[Saved entries]
# # #

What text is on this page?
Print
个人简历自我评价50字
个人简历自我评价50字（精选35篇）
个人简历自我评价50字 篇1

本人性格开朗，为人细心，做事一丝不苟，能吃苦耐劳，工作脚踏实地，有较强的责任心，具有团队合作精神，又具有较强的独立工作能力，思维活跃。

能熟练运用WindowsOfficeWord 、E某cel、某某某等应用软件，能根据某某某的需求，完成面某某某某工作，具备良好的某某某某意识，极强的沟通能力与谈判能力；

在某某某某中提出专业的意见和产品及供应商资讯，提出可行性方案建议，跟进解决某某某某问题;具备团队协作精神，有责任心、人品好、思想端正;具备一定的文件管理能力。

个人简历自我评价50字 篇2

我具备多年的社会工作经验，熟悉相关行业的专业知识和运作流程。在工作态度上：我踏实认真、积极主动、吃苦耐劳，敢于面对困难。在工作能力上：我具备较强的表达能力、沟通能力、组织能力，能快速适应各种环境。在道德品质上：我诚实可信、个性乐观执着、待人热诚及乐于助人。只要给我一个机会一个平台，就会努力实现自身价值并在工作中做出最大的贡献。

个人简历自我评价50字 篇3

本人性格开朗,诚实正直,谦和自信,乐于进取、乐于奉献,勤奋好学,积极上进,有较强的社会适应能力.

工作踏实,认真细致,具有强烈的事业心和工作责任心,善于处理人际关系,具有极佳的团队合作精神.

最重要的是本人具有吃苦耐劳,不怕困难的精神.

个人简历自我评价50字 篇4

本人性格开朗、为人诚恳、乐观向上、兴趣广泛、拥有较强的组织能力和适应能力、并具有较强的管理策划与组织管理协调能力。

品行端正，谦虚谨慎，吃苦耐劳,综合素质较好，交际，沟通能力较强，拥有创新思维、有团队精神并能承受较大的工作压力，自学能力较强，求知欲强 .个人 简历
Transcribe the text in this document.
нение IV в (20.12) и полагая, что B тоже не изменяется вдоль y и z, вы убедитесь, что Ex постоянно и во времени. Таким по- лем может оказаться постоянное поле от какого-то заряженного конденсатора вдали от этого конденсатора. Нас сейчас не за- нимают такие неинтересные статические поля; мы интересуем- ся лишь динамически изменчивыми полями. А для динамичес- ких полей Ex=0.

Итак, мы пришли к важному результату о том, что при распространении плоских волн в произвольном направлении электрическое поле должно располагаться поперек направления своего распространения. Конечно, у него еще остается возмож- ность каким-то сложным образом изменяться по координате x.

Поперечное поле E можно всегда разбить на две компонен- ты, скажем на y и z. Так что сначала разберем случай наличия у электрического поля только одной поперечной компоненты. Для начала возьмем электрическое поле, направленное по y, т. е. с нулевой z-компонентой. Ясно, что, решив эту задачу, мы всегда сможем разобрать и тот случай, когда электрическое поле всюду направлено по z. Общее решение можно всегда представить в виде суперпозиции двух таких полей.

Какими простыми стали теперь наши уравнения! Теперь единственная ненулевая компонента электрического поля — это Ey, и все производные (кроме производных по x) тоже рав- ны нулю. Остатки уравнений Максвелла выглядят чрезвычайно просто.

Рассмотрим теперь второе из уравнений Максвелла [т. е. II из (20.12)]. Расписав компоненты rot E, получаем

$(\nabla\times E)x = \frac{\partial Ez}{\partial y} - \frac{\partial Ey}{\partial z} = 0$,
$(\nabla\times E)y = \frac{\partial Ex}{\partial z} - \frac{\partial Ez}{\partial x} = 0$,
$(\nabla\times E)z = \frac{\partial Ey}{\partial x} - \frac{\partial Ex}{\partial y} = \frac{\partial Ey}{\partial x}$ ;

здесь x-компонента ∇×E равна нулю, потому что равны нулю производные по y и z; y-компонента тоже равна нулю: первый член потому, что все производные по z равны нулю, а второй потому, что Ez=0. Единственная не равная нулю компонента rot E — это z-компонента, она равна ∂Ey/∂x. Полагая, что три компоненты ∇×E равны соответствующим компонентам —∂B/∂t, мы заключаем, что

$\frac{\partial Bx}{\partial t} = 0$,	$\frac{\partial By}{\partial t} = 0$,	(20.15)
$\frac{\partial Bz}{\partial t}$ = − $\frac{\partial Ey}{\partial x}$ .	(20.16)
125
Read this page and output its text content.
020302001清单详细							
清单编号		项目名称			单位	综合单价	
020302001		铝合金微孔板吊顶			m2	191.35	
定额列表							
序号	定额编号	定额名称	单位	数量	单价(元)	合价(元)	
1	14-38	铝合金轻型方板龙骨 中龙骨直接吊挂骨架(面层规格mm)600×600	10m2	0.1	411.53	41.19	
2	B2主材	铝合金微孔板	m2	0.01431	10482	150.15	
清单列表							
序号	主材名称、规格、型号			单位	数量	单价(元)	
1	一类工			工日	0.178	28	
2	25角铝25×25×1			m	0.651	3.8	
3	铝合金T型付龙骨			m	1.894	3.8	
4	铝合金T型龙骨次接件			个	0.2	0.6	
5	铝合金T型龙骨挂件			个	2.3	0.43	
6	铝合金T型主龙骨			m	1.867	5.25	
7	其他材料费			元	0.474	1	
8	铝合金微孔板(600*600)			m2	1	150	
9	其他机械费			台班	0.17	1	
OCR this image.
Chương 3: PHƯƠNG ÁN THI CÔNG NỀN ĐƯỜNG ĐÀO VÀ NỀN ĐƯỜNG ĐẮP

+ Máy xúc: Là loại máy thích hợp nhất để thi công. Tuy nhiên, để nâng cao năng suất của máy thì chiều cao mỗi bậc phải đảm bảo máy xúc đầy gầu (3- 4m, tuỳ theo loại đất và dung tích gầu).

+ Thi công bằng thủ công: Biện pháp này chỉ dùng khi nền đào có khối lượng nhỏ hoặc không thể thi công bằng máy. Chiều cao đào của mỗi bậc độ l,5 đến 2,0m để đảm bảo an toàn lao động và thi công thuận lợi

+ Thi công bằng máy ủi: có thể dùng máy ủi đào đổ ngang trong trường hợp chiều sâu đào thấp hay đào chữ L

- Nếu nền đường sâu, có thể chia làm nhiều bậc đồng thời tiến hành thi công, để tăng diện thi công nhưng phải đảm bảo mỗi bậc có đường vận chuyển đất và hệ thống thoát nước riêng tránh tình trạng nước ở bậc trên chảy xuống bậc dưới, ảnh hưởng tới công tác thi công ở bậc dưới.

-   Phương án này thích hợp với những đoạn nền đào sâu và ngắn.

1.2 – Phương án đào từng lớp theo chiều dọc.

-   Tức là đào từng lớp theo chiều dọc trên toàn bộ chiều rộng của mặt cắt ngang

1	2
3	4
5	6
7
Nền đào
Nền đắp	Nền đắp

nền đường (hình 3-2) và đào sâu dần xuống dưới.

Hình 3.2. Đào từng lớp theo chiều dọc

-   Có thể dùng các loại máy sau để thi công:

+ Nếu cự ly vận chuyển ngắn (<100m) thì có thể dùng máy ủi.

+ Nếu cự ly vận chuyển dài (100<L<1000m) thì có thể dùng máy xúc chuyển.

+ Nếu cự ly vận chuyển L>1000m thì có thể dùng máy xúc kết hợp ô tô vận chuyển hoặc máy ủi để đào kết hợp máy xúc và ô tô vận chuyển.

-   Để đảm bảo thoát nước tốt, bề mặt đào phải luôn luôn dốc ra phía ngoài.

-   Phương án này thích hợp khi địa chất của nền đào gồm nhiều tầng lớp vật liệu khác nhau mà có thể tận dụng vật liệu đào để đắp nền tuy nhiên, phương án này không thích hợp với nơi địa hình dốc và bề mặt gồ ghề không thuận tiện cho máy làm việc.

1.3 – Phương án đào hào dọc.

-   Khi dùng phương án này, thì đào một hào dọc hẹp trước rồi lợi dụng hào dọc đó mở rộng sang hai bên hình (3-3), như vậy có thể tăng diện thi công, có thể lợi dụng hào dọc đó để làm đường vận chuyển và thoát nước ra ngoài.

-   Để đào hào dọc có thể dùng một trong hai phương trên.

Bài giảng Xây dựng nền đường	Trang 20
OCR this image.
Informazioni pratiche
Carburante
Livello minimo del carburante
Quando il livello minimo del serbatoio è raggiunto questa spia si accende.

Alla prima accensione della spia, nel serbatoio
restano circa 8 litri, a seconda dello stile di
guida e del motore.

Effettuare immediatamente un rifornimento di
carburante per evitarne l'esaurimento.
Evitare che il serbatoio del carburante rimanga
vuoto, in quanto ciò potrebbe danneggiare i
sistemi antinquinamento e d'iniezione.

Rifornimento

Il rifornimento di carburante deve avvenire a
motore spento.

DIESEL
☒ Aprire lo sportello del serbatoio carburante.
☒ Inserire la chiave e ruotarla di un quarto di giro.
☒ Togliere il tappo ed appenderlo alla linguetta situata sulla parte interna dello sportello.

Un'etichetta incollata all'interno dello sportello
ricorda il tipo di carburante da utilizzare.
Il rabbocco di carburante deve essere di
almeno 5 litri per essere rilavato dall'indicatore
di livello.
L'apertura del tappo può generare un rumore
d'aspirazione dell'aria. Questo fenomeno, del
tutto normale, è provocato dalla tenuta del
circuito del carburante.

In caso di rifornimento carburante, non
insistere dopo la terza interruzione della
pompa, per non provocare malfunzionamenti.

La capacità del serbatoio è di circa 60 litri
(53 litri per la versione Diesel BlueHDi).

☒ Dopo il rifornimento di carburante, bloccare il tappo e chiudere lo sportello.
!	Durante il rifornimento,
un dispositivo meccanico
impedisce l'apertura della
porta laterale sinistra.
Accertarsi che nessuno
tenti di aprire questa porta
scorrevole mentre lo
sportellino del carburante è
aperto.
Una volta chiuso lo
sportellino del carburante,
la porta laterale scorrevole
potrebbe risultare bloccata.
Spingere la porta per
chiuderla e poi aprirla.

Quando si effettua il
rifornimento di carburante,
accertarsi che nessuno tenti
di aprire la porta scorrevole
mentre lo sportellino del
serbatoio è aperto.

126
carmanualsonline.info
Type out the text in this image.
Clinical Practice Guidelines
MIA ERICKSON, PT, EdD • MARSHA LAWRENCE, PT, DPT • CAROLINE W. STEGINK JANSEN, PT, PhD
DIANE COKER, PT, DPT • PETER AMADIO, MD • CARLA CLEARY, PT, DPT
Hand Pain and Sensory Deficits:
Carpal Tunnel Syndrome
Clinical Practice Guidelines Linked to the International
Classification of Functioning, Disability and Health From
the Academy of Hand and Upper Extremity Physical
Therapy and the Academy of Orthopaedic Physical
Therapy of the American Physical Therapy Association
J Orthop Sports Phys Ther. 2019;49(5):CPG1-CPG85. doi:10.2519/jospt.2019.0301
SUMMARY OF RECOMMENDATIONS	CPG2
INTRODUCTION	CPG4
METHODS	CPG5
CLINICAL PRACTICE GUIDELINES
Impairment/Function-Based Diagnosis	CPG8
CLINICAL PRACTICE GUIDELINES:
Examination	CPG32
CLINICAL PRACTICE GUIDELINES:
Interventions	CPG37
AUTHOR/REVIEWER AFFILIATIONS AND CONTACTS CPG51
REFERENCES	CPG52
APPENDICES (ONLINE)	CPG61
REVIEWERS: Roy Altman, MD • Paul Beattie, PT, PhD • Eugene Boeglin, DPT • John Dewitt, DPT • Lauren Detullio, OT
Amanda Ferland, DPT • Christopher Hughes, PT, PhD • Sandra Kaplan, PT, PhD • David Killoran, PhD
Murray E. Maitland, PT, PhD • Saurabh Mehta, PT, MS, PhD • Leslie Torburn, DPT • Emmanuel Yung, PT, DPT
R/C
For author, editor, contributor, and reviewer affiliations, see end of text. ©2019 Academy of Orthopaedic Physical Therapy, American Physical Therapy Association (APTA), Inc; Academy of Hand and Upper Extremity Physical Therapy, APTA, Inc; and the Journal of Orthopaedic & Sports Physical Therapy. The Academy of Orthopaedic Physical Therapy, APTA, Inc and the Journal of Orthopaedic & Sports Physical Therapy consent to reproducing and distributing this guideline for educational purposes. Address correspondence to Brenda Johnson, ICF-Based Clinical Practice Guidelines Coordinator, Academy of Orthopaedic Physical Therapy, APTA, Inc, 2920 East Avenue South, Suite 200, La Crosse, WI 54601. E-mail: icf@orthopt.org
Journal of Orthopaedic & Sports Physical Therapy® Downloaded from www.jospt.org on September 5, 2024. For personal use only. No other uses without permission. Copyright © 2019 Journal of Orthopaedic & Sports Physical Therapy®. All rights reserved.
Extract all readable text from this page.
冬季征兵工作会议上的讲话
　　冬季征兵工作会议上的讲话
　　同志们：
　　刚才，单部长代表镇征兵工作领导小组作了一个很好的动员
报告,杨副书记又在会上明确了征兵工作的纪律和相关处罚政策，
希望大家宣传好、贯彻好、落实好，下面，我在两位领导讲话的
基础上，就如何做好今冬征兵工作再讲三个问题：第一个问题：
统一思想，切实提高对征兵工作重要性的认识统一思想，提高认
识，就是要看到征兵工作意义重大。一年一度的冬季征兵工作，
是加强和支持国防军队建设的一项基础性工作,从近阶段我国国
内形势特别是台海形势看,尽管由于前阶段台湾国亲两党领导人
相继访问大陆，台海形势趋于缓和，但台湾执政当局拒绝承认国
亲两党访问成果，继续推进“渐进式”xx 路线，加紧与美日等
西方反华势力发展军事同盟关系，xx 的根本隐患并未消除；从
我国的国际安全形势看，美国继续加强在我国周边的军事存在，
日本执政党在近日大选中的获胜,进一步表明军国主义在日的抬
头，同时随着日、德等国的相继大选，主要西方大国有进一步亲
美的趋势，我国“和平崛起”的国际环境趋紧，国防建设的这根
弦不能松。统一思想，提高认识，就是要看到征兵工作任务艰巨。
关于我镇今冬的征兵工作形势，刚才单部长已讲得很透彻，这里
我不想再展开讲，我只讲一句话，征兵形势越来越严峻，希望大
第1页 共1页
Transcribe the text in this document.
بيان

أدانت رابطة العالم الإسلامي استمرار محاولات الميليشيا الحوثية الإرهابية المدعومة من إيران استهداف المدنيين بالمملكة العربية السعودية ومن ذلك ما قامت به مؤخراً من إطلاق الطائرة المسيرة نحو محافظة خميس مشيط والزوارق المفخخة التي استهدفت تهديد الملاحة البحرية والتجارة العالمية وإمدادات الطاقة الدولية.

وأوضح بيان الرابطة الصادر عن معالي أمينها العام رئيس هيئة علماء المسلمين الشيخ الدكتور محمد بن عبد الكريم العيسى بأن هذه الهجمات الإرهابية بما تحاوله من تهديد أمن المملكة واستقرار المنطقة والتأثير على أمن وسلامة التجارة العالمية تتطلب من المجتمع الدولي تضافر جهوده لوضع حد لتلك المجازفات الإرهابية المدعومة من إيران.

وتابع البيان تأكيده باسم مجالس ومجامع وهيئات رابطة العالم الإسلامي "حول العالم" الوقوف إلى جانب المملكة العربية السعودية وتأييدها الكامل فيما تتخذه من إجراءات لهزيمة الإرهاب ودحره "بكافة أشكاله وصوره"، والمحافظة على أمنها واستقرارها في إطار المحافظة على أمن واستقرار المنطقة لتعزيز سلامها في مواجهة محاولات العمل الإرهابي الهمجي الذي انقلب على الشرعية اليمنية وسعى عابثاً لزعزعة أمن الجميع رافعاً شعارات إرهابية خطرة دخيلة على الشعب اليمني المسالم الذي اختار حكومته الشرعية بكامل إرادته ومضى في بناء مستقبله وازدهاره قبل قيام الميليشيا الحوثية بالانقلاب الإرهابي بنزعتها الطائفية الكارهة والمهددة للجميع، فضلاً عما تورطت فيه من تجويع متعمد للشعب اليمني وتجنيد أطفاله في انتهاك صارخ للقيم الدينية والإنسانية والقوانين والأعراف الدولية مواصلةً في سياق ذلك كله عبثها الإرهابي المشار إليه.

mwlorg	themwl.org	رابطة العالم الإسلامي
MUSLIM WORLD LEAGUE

# # #

Pull out every line of the records that includes the string "Therapy".

:: RESPONSE BELOW ::
Therapy and the Academy of Orthopaedic Physical
Therapy of the American Physical Therapy Association
For author, editor, contributor, and reviewer affiliations, see end of text. ©2019 Academy of Orthopaedic Physical Therapy, American Physical Therapy Association (APTA), Inc; Academy of Hand and Upper Extremity Physical Therapy, APTA, Inc; and the Journal of Orthopaedic & Sports Physical Therapy. The Academy of Orthopaedic Physical Therapy, APTA, Inc and the Journal of Orthopaedic & Sports Physical Therapy consent to reproducing and distributing this guideline for educational purposes. Address correspondence to Brenda Johnson, ICF-Based Clinical Practice Guidelines Coordinator, Academy of Orthopaedic Physical Therapy, APTA, Inc, 2920 East Avenue South, Suite 200, La Crosse, WI 54601. E-mail: icf@orthopt.org
Journal of Orthopaedic & Sports Physical Therapy® Downloaded from www.jospt.org on September 5, 2024. For personal use only. No other uses without permission. Copyright © 2019 Journal of Orthopaedic & Sports Physical Therapy®. All rights reserved.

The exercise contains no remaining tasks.